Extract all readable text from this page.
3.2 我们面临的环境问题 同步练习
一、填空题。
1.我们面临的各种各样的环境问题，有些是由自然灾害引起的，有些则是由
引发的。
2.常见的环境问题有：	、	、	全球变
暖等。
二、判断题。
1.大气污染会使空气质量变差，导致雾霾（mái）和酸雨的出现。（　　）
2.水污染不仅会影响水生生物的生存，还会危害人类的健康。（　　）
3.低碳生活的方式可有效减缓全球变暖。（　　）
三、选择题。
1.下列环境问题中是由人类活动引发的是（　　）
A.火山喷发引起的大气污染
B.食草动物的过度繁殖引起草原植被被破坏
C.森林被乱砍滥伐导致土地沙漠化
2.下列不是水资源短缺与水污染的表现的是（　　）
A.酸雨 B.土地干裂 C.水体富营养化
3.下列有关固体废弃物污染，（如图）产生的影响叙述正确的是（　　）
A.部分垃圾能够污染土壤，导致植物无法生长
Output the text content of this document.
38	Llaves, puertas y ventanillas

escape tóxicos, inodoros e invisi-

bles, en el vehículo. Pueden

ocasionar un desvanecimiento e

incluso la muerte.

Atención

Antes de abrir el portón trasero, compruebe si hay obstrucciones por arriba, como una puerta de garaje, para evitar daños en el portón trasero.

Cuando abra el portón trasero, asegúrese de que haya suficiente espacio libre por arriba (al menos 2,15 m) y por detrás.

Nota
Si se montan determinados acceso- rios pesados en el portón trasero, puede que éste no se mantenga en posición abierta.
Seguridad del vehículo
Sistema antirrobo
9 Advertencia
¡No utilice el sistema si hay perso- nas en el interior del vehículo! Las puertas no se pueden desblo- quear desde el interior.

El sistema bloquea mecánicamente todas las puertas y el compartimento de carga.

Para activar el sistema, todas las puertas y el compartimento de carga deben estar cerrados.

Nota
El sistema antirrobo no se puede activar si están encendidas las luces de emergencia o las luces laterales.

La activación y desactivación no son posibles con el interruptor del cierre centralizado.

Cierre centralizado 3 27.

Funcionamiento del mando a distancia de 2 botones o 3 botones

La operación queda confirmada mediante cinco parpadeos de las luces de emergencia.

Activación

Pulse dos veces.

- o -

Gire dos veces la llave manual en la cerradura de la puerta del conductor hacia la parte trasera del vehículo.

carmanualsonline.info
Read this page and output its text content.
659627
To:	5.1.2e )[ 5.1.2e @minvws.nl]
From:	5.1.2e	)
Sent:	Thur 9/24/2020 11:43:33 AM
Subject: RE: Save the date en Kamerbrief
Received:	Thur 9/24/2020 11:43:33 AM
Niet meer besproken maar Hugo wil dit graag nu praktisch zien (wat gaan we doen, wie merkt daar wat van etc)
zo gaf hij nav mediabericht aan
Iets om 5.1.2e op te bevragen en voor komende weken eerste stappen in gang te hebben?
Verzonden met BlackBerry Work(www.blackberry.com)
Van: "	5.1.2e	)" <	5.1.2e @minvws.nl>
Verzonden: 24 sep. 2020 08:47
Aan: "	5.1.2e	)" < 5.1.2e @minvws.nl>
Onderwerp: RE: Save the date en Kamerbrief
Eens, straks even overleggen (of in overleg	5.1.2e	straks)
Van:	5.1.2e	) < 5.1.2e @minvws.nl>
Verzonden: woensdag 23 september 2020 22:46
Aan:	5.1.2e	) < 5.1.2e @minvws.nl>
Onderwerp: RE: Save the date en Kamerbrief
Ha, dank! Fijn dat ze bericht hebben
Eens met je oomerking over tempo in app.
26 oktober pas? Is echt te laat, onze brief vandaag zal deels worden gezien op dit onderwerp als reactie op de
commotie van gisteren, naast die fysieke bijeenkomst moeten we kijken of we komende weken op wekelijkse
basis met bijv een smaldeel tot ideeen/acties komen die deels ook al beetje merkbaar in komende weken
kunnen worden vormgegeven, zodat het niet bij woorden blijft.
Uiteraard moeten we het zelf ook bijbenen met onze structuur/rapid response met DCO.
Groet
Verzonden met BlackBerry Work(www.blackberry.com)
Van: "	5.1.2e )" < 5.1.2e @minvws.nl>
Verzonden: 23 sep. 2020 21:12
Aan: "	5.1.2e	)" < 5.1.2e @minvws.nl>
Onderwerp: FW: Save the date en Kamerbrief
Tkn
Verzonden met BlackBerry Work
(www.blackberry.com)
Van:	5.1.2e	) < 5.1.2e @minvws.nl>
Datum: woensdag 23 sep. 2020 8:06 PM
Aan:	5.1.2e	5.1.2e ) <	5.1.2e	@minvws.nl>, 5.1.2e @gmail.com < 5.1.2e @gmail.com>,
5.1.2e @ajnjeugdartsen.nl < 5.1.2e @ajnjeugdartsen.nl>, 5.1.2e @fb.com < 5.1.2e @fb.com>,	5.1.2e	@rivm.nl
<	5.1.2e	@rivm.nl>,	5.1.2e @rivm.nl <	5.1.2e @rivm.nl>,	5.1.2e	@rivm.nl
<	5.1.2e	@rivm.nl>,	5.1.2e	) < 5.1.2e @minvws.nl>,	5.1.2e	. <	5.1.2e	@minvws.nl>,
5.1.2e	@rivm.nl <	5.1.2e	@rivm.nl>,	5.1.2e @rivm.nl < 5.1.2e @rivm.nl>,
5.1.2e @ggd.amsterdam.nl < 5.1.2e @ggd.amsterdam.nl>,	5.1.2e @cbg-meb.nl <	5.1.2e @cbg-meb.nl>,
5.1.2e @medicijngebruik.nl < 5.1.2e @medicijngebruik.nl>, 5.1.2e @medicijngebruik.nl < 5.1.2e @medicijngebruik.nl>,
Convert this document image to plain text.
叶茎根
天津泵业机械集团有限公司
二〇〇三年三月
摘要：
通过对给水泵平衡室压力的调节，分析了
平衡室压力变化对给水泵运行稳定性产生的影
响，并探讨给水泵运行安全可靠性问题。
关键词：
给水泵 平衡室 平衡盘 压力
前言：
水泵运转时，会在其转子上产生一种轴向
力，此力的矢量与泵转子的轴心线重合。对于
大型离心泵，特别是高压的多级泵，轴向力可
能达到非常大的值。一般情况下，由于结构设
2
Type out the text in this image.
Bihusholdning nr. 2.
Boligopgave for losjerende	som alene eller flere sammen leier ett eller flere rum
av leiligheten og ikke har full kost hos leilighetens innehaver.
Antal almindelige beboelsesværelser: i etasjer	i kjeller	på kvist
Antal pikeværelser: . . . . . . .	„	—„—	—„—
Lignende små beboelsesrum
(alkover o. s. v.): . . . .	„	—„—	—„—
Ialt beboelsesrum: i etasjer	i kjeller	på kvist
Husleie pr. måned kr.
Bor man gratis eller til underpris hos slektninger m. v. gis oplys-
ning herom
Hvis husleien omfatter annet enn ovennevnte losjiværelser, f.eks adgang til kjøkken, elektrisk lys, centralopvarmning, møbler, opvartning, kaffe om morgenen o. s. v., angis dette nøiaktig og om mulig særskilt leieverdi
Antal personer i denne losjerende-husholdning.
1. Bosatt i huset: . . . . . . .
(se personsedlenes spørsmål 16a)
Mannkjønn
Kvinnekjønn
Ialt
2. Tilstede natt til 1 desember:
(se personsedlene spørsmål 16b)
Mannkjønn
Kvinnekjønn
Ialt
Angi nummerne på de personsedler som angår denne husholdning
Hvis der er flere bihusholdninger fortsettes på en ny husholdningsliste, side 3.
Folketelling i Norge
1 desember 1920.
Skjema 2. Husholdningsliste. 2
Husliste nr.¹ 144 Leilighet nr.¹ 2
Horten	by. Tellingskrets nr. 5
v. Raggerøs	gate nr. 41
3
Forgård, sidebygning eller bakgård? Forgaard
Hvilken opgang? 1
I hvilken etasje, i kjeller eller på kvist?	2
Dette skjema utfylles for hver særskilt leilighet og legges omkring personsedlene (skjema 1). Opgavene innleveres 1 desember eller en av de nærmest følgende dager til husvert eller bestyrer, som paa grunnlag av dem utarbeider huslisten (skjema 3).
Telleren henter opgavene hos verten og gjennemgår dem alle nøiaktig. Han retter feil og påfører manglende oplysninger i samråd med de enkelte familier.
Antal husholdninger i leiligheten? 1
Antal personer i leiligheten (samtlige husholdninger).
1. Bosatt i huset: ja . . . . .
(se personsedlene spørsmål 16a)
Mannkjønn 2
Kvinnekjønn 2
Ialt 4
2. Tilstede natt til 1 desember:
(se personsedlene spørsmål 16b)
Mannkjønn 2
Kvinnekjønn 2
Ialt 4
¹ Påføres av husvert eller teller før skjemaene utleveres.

#### [THE EXERCISE]
Show all lines from the records above where the word "Antal" occurs.

#### [THE REPLY]
Antal almindelige beboelsesværelser: i etasjer	i kjeller	på kvist
Antal pikeværelser: . . . . . . .	„	—„—	—„—
Antal personer i denne losjerende-husholdning.
Antal husholdninger i leiligheten? 1
Antal personer i leiligheten (samtlige husholdninger).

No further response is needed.